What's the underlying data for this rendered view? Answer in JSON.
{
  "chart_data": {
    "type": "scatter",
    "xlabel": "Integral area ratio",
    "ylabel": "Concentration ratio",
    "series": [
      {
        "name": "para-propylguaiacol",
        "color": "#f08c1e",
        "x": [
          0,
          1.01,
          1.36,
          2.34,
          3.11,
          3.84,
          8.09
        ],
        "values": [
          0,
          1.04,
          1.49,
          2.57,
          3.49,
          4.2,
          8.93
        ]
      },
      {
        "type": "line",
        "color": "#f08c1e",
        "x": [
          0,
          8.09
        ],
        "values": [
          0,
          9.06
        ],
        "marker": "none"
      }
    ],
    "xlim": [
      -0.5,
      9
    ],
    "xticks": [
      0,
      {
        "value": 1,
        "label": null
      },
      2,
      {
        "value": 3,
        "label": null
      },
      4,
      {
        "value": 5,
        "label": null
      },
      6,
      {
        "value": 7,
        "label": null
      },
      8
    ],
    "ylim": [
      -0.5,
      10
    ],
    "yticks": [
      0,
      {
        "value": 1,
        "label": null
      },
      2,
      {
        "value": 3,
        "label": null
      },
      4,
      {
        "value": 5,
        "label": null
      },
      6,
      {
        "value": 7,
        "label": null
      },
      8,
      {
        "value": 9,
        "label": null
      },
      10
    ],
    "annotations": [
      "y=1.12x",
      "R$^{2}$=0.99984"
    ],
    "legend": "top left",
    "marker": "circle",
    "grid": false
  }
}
----------
• _Problem to solve_: Pick out the lines containing the string "ratio" and show them.

• _Exercise answer_:
    "xlabel": "Integral area ratio",
    "ylabel": "Concentration ratio",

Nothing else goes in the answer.